Items from a figure collection:
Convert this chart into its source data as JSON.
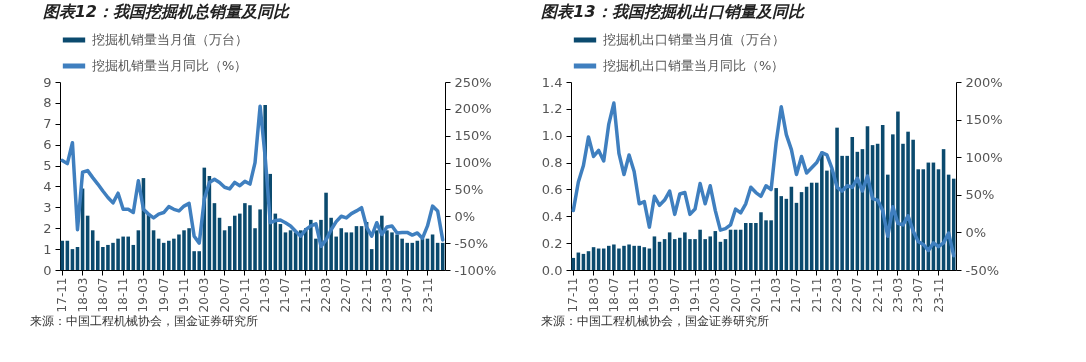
{
  "chart_data": [
    {
      "type": "bar",
      "title": "图表12：我国挖掘机总销量及同比",
      "legend": "top",
      "annotations": [
        "来源：中国工程机械协会，国金证券研究所"
      ],
      "categories": [
        "17-11",
        null,
        null,
        null,
        "18-03",
        null,
        null,
        null,
        "18-07",
        null,
        null,
        null,
        "18-11",
        null,
        null,
        null,
        "19-03",
        null,
        null,
        null,
        "19-07",
        null,
        null,
        null,
        "19-11",
        null,
        null,
        null,
        "20-03",
        null,
        null,
        null,
        "20-07",
        null,
        null,
        null,
        "20-11",
        null,
        null,
        null,
        "21-03",
        null,
        null,
        null,
        "21-07",
        null,
        null,
        null,
        "21-11",
        null,
        null,
        null,
        "22-03",
        null,
        null,
        null,
        "22-07",
        null,
        null,
        null,
        "22-11",
        null,
        null,
        null,
        "23-03",
        null,
        null,
        null,
        "23-07",
        null,
        null,
        null,
        "23-11",
        null,
        null,
        null
      ],
      "ylim": [
        0,
        9
      ],
      "yticks": [
        0,
        1,
        2,
        3,
        4,
        5,
        6,
        7,
        8,
        9
      ],
      "y2lim": [
        -100,
        250
      ],
      "y2ticks": [
        {
          "value": -100,
          "label": "-100%"
        },
        {
          "value": -50,
          "label": "-50%"
        },
        {
          "value": 0,
          "label": "0%"
        },
        {
          "value": 50,
          "label": "50%"
        },
        {
          "value": 100,
          "label": "100%"
        },
        {
          "value": 150,
          "label": "150%"
        },
        {
          "value": 200,
          "label": "200%"
        },
        {
          "value": 250,
          "label": "250%"
        }
      ],
      "series": [
        {
          "name": "挖掘机销量当月值（万台）",
          "color": "#0b4a6e",
          "values": [
            1.4,
            1.4,
            1.0,
            1.1,
            3.9,
            2.6,
            1.9,
            1.4,
            1.1,
            1.2,
            1.3,
            1.5,
            1.6,
            1.6,
            1.2,
            1.9,
            4.4,
            2.7,
            1.9,
            1.5,
            1.3,
            1.4,
            1.5,
            1.7,
            1.9,
            2.0,
            0.9,
            0.9,
            4.9,
            4.5,
            3.2,
            2.5,
            1.9,
            2.1,
            2.6,
            2.7,
            3.2,
            3.1,
            2.0,
            2.9,
            7.9,
            4.6,
            2.7,
            2.2,
            1.8,
            1.9,
            1.8,
            1.9,
            2.0,
            2.4,
            1.5,
            2.4,
            3.7,
            2.5,
            1.6,
            2.0,
            1.8,
            1.8,
            2.1,
            2.1,
            2.3,
            1.0,
            1.9,
            2.6,
            1.9,
            1.8,
            1.7,
            1.5,
            1.3,
            1.3,
            1.4,
            1.5,
            1.5,
            1.7,
            1.3,
            1.3
          ]
        },
        {
          "name": "挖掘机销量当月同比（%）",
          "type": "line",
          "axis": "y2",
          "color": "#3f7fbf",
          "values": [
            104,
            98,
            137,
            -25,
            82,
            85,
            72,
            60,
            47,
            35,
            25,
            43,
            13,
            13,
            7,
            66,
            13,
            4,
            -3,
            4,
            7,
            18,
            13,
            10,
            19,
            24,
            -37,
            -50,
            32,
            63,
            69,
            63,
            54,
            51,
            63,
            57,
            65,
            60,
            100,
            205,
            110,
            -12,
            -8,
            -7,
            -12,
            -18,
            -28,
            -37,
            -25,
            -18,
            -14,
            -56,
            -44,
            -25,
            -10,
            0,
            -3,
            5,
            10,
            16,
            -20,
            -37,
            -12,
            -34,
            -20,
            -18,
            -31,
            -30,
            -30,
            -35,
            -31,
            -41,
            -18,
            19,
            10,
            -44
          ]
        }
      ]
    },
    {
      "type": "bar",
      "title": "图表13：我国挖掘机出口销量及同比",
      "legend": "top",
      "annotations": [
        "来源：中国工程机械协会，国金证券研究所"
      ],
      "categories": [
        "17-11",
        null,
        null,
        null,
        "18-03",
        null,
        null,
        null,
        "18-07",
        null,
        null,
        null,
        "18-11",
        null,
        null,
        null,
        "19-03",
        null,
        null,
        null,
        "19-07",
        null,
        null,
        null,
        "19-11",
        null,
        null,
        null,
        "20-03",
        null,
        null,
        null,
        "20-07",
        null,
        null,
        null,
        "20-11",
        null,
        null,
        null,
        "21-03",
        null,
        null,
        null,
        "21-07",
        null,
        null,
        null,
        "21-11",
        null,
        null,
        null,
        "22-03",
        null,
        null,
        null,
        "22-07",
        null,
        null,
        null,
        "22-11",
        null,
        null,
        null,
        "23-03",
        null,
        null,
        null,
        "23-07",
        null,
        null,
        null,
        "23-11",
        null,
        null,
        null
      ],
      "ylim": [
        0,
        1.4
      ],
      "yticks": [
        {
          "value": 0,
          "label": "0.0"
        },
        {
          "value": 0.2,
          "label": "0.2"
        },
        {
          "value": 0.4,
          "label": "0.4"
        },
        {
          "value": 0.6,
          "label": "0.6"
        },
        {
          "value": 0.8,
          "label": "0.8"
        },
        {
          "value": 1,
          "label": "1.0"
        },
        {
          "value": 1.2,
          "label": "1.2"
        },
        {
          "value": 1.4,
          "label": "1.4"
        }
      ],
      "y2lim": [
        -50,
        200
      ],
      "y2ticks": [
        {
          "value": -50,
          "label": "-50%"
        },
        {
          "value": 0,
          "label": "0%"
        },
        {
          "value": 50,
          "label": "50%"
        },
        {
          "value": 100,
          "label": "100%"
        },
        {
          "value": 150,
          "label": "150%"
        },
        {
          "value": 200,
          "label": "200%"
        }
      ],
      "series": [
        {
          "name": "挖掘机出口销量当月值（万台）",
          "color": "#0b4a6e",
          "values": [
            0.09,
            0.13,
            0.12,
            0.14,
            0.17,
            0.16,
            0.16,
            0.18,
            0.19,
            0.16,
            0.18,
            0.19,
            0.18,
            0.18,
            0.17,
            0.16,
            0.25,
            0.21,
            0.23,
            0.28,
            0.23,
            0.24,
            0.28,
            0.23,
            0.23,
            0.3,
            0.23,
            0.25,
            0.29,
            0.21,
            0.23,
            0.3,
            0.3,
            0.3,
            0.35,
            0.35,
            0.35,
            0.43,
            0.37,
            0.37,
            0.61,
            0.55,
            0.53,
            0.62,
            0.5,
            0.58,
            0.62,
            0.65,
            0.65,
            0.88,
            0.74,
            0.75,
            1.06,
            0.85,
            0.85,
            0.99,
            0.88,
            0.9,
            1.07,
            0.93,
            0.94,
            1.08,
            0.71,
            1.01,
            1.18,
            0.94,
            1.03,
            0.97,
            0.75,
            0.75,
            0.8,
            0.8,
            0.75,
            0.9,
            0.71,
            0.68
          ]
        },
        {
          "name": "挖掘机出口销量当月同比（%）",
          "type": "line",
          "axis": "y2",
          "color": "#3f7fbf",
          "values": [
            29,
            67,
            89,
            127,
            101,
            109,
            95,
            144,
            172,
            105,
            77,
            103,
            81,
            38,
            41,
            7,
            48,
            36,
            43,
            55,
            24,
            51,
            53,
            24,
            31,
            65,
            38,
            62,
            29,
            3,
            5,
            10,
            31,
            26,
            38,
            60,
            53,
            48,
            62,
            57,
            120,
            167,
            130,
            110,
            77,
            101,
            79,
            86,
            93,
            106,
            103,
            85,
            60,
            55,
            62,
            60,
            72,
            55,
            75,
            45,
            43,
            29,
            -5,
            34,
            12,
            10,
            22,
            2,
            -12,
            -16,
            -24,
            -14,
            -19,
            -14,
            -1,
            -31
          ]
        }
      ]
    }
  ]
}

Set problem: Pick out the lines containing the string "name" and show them.

Exercise result:
          "name": "挖掘机销量当月值（万台）",
          "name": "挖掘机销量当月同比（%）",
          "name": "挖掘机出口销量当月值（万台）",
          "name": "挖掘机出口销量当月同比（%）",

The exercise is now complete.